**WHAT IS BEING ASKED:** Show only lines that include "себе".

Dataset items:
____________

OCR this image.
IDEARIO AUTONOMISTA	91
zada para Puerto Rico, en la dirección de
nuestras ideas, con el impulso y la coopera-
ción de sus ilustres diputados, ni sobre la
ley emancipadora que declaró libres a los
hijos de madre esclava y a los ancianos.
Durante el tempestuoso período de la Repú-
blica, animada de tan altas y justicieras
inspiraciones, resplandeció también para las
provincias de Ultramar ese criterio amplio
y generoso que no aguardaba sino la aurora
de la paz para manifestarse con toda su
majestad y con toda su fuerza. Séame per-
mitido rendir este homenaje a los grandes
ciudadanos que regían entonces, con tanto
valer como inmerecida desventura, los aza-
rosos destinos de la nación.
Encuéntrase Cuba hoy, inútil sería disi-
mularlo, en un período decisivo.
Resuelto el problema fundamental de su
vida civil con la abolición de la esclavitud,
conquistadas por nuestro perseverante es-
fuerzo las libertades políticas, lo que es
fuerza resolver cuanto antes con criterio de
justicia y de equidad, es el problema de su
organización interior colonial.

____________

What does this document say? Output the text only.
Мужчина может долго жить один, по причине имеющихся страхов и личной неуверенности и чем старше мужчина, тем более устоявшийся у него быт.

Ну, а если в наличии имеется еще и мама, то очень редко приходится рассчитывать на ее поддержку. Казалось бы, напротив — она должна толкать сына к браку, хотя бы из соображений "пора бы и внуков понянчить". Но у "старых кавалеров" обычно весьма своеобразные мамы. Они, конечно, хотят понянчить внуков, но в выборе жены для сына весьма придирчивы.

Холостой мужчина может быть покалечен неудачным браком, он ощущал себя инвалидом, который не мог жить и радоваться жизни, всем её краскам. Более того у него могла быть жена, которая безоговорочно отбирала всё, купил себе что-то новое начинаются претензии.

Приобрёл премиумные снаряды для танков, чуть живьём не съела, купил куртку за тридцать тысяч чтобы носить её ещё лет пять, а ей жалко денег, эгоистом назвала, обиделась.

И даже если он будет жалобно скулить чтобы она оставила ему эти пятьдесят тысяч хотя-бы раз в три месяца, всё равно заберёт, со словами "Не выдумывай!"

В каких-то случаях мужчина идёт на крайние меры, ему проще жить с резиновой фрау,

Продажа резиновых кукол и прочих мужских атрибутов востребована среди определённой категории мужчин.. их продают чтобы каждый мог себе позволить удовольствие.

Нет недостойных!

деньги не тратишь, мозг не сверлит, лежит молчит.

____________

**RESPONSE:**
Холостой мужчина может быть покалечен неудачным браком, он ощущал себя инвалидом, который не мог жить и радоваться жизни, всем её краскам. Более того у него могла быть жена, которая безоговорочно отбирала всё, купил себе что-то новое начинаются претензии.
Продажа резиновых кукол и прочих мужских атрибутов востребована среди определённой категории мужчин.. их продают чтобы каждый мог себе позволить удовольствие.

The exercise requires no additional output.